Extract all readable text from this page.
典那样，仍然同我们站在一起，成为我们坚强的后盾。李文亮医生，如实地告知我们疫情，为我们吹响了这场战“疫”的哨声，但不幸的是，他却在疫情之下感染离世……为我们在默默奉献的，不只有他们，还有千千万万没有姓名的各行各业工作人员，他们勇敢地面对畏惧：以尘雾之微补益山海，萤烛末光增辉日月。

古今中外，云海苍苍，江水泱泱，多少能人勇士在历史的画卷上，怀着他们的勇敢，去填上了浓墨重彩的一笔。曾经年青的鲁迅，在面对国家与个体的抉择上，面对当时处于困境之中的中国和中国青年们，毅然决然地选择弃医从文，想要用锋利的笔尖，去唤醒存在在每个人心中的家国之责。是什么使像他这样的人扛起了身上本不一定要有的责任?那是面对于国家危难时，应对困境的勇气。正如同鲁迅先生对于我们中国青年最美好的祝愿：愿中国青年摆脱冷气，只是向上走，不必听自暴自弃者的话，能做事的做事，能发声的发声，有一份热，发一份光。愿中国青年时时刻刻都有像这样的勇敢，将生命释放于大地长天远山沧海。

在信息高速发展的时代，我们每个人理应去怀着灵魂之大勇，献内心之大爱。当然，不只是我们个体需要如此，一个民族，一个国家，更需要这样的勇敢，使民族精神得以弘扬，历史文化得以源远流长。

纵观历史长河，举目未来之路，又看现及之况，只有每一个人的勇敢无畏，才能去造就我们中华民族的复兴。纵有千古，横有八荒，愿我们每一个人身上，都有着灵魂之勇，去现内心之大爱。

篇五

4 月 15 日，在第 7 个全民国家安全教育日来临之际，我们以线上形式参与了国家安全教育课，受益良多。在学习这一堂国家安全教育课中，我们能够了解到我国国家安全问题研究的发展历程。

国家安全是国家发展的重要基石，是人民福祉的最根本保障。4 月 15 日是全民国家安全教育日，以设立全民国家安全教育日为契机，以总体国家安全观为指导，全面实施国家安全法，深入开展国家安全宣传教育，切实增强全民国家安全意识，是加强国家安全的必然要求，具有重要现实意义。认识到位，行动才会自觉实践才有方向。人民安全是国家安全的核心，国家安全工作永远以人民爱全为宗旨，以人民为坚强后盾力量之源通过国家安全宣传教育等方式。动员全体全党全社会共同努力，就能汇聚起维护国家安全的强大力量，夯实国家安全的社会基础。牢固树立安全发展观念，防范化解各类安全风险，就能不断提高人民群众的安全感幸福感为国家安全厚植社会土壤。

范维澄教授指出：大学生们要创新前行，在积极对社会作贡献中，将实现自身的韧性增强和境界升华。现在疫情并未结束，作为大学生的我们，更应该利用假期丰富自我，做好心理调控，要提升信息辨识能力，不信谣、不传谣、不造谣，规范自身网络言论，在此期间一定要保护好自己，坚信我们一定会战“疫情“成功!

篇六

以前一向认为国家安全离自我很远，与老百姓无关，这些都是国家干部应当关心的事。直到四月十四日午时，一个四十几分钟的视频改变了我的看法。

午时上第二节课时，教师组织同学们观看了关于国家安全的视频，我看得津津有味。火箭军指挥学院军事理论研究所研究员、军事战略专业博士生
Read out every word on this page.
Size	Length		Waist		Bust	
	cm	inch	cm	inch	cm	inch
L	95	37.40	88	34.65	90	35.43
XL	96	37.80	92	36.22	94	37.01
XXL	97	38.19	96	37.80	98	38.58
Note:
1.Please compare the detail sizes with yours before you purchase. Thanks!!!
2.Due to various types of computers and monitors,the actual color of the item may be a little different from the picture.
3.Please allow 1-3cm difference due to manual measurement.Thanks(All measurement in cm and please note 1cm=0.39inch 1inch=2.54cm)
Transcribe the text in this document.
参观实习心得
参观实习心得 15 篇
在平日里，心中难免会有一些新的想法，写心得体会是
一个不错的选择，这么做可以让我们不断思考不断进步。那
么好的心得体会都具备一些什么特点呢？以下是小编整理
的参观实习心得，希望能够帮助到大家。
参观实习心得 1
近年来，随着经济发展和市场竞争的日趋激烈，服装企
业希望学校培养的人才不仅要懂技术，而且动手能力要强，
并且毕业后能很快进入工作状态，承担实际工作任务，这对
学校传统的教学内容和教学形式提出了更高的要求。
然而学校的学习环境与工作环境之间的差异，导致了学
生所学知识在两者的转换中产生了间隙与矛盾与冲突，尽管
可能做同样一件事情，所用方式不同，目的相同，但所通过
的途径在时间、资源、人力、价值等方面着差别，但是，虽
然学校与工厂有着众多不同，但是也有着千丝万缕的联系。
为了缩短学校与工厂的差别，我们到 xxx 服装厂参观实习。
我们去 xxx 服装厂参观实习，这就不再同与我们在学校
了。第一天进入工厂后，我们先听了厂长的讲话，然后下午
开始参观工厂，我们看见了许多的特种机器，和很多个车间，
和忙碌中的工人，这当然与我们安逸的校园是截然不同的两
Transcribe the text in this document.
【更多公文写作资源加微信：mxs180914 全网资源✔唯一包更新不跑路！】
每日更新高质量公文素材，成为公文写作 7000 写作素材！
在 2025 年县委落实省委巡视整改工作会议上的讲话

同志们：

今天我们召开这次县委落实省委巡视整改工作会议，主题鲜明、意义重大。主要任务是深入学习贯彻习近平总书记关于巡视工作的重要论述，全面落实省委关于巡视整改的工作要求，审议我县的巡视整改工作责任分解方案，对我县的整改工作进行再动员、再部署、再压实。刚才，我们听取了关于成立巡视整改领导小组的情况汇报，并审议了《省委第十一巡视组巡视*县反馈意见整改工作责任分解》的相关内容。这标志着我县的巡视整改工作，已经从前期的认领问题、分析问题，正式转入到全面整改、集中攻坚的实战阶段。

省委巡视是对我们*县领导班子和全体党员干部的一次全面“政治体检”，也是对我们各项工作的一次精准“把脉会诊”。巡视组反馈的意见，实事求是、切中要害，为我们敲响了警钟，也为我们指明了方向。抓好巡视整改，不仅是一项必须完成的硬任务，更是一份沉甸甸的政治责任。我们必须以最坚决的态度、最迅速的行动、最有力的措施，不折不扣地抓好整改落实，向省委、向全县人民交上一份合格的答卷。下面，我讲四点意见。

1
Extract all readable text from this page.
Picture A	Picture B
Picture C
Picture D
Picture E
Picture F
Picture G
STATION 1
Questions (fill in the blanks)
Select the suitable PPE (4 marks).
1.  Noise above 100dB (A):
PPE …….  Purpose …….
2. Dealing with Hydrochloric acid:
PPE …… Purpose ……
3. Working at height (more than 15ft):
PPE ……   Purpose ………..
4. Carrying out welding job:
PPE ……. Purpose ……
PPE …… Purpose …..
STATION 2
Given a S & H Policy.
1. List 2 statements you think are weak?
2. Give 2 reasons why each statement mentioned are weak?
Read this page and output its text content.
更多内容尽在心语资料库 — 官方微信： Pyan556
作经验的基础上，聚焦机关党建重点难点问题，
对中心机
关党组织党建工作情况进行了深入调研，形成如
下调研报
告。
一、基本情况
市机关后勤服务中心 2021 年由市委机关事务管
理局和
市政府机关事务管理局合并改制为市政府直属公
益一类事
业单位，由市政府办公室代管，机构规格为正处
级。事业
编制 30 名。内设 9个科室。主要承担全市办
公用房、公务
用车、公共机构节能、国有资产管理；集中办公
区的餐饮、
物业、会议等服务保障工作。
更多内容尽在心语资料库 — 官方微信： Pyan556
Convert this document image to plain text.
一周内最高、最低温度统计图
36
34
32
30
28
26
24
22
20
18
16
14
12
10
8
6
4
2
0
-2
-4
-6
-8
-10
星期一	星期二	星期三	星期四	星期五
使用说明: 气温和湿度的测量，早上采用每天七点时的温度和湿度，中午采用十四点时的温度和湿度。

----------

## Exercise requirements
Output all of the data above without any alteration.

## Exercise response
Extract all readable text from this page.
典那样，仍然同我们站在一起，成为我们坚强的后盾。李文亮医生，如实地告知我们疫情，为我们吹响了这场战“疫”的哨声，但不幸的是，他却在疫情之下感染离世……为我们在默默奉献的，不只有他们，还有千千万万没有姓名的各行各业工作人员，他们勇敢地面对畏惧：以尘雾之微补益山海，萤烛末光增辉日月。

古今中外，云海苍苍，江水泱泱，多少能人勇士在历史的画卷上，怀着他们的勇敢，去填上了浓墨重彩的一笔。曾经年青的鲁迅，在面对国家与个体的抉择上，面对当时处于困境之中的中国和中国青年们，毅然决然地选择弃医从文，想要用锋利的笔尖，去唤醒存在在每个人心中的家国之责。是什么使像他这样的人扛起了身上本不一定要有的责任?那是面对于国家危难时，应对困境的勇气。正如同鲁迅先生对于我们中国青年最美好的祝愿：愿中国青年摆脱冷气，只是向上走，不必听自暴自弃者的话，能做事的做事，能发声的发声，有一份热，发一份光。愿中国青年时时刻刻都有像这样的勇敢，将生命释放于大地长天远山沧海。

在信息高速发展的时代，我们每个人理应去怀着灵魂之大勇，献内心之大爱。当然，不只是我们个体需要如此，一个民族，一个国家，更需要这样的勇敢，使民族精神得以弘扬，历史文化得以源远流长。

纵观历史长河，举目未来之路，又看现及之况，只有每一个人的勇敢无畏，才能去造就我们中华民族的复兴。纵有千古，横有八荒，愿我们每一个人身上，都有着灵魂之勇，去现内心之大爱。

篇五

4 月 15 日，在第 7 个全民国家安全教育日来临之际，我们以线上形式参与了国家安全教育课，受益良多。在学习这一堂国家安全教育课中，我们能够了解到我国国家安全问题研究的发展历程。

国家安全是国家发展的重要基石，是人民福祉的最根本保障。4 月 15 日是全民国家安全教育日，以设立全民国家安全教育日为契机，以总体国家安全观为指导，全面实施国家安全法，深入开展国家安全宣传教育，切实增强全民国家安全意识，是加强国家安全的必然要求，具有重要现实意义。认识到位，行动才会自觉实践才有方向。人民安全是国家安全的核心，国家安全工作永远以人民爱全为宗旨，以人民为坚强后盾力量之源通过国家安全宣传教育等方式。动员全体全党全社会共同努力，就能汇聚起维护国家安全的强大力量，夯实国家安全的社会基础。牢固树立安全发展观念，防范化解各类安全风险，就能不断提高人民群众的安全感幸福感为国家安全厚植社会土壤。

范维澄教授指出：大学生们要创新前行，在积极对社会作贡献中，将实现自身的韧性增强和境界升华。现在疫情并未结束，作为大学生的我们，更应该利用假期丰富自我，做好心理调控，要提升信息辨识能力，不信谣、不传谣、不造谣，规范自身网络言论，在此期间一定要保护好自己，坚信我们一定会战“疫情“成功!

篇六

以前一向认为国家安全离自我很远，与老百姓无关，这些都是国家干部应当关心的事。直到四月十四日午时，一个四十几分钟的视频改变了我的看法。

午时上第二节课时，教师组织同学们观看了关于国家安全的视频，我看得津津有味。火箭军指挥学院军事理论研究所研究员、军事战略专业博士生
Read out every word on this page.
Size	Length		Waist		Bust	
	cm	inch	cm	inch	cm	inch
L	95	37.40	88	34.65	90	35.43
XL	96	37.80	92	36.22	94	37.01
XXL	97	38.19	96	37.80	98	38.58
Note:
1.Please compare the detail sizes with yours before you purchase. Thanks!!!
2.Due to various types of computers and monitors,the actual color of the item may be a little different from the picture.
3.Please allow 1-3cm difference due to manual measurement.Thanks(All measurement in cm and please note 1cm=0.39inch 1inch=2.54cm)
Transcribe the text in this document.
参观实习心得
参观实习心得 15 篇
在平日里，心中难免会有一些新的想法，写心得体会是
一个不错的选择，这么做可以让我们不断思考不断进步。那
么好的心得体会都具备一些什么特点呢？以下是小编整理
的参观实习心得，希望能够帮助到大家。
参观实习心得 1
近年来，随着经济发展和市场竞争的日趋激烈，服装企
业希望学校培养的人才不仅要懂技术，而且动手能力要强，
并且毕业后能很快进入工作状态，承担实际工作任务，这对
学校传统的教学内容和教学形式提出了更高的要求。
然而学校的学习环境与工作环境之间的差异，导致了学
生所学知识在两者的转换中产生了间隙与矛盾与冲突，尽管
可能做同样一件事情，所用方式不同，目的相同，但所通过
的途径在时间、资源、人力、价值等方面着差别，但是，虽
然学校与工厂有着众多不同，但是也有着千丝万缕的联系。
为了缩短学校与工厂的差别，我们到 xxx 服装厂参观实习。
我们去 xxx 服装厂参观实习，这就不再同与我们在学校
了。第一天进入工厂后，我们先听了厂长的讲话，然后下午
开始参观工厂，我们看见了许多的特种机器，和很多个车间，
和忙碌中的工人，这当然与我们安逸的校园是截然不同的两
Transcribe the text in this document.
【更多公文写作资源加微信：mxs180914 全网资源✔唯一包更新不跑路！】
每日更新高质量公文素材，成为公文写作 7000 写作素材！
在 2025 年县委落实省委巡视整改工作会议上的讲话

同志们：

今天我们召开这次县委落实省委巡视整改工作会议，主题鲜明、意义重大。主要任务是深入学习贯彻习近平总书记关于巡视工作的重要论述，全面落实省委关于巡视整改的工作要求，审议我县的巡视整改工作责任分解方案，对我县的整改工作进行再动员、再部署、再压实。刚才，我们听取了关于成立巡视整改领导小组的情况汇报，并审议了《省委第十一巡视组巡视*县反馈意见整改工作责任分解》的相关内容。这标志着我县的巡视整改工作，已经从前期的认领问题、分析问题，正式转入到全面整改、集中攻坚的实战阶段。

省委巡视是对我们*县领导班子和全体党员干部的一次全面“政治体检”，也是对我们各项工作的一次精准“把脉会诊”。巡视组反馈的意见，实事求是、切中要害，为我们敲响了警钟，也为我们指明了方向。抓好巡视整改，不仅是一项必须完成的硬任务，更是一份沉甸甸的政治责任。我们必须以最坚决的态度、最迅速的行动、最有力的措施，不折不扣地抓好整改落实，向省委、向全县人民交上一份合格的答卷。下面，我讲四点意见。

1
Extract all readable text from this page.
Picture A	Picture B
Picture C
Picture D
Picture E
Picture F
Picture G
STATION 1
Questions (fill in the blanks)
Select the suitable PPE (4 marks).
1.  Noise above 100dB (A):
PPE …….  Purpose …….
2. Dealing with Hydrochloric acid:
PPE …… Purpose ……
3. Working at height (more than 15ft):
PPE ……   Purpose ………..
4. Carrying out welding job:
PPE ……. Purpose ……
PPE …… Purpose …..
STATION 2
Given a S & H Policy.
1. List 2 statements you think are weak?
2. Give 2 reasons why each statement mentioned are weak?
Read this page and output its text content.
更多内容尽在心语资料库 — 官方微信： Pyan556
作经验的基础上，聚焦机关党建重点难点问题，
对中心机
关党组织党建工作情况进行了深入调研，形成如
下调研报
告。
一、基本情况
市机关后勤服务中心 2021 年由市委机关事务管
理局和
市政府机关事务管理局合并改制为市政府直属公
益一类事
业单位，由市政府办公室代管，机构规格为正处
级。事业
编制 30 名。内设 9个科室。主要承担全市办
公用房、公务
用车、公共机构节能、国有资产管理；集中办公
区的餐饮、
物业、会议等服务保障工作。
更多内容尽在心语资料库 — 官方微信： Pyan556
Convert this document image to plain text.
一周内最高、最低温度统计图
36
34
32
30
28
26
24
22
20
18
16
14
12
10
8
6
4
2
0
-2
-4
-6
-8
-10
星期一	星期二	星期三	星期四	星期五
使用说明: 气温和湿度的测量，早上采用每天七点时的温度和湿度，中午采用十四点时的温度和湿度。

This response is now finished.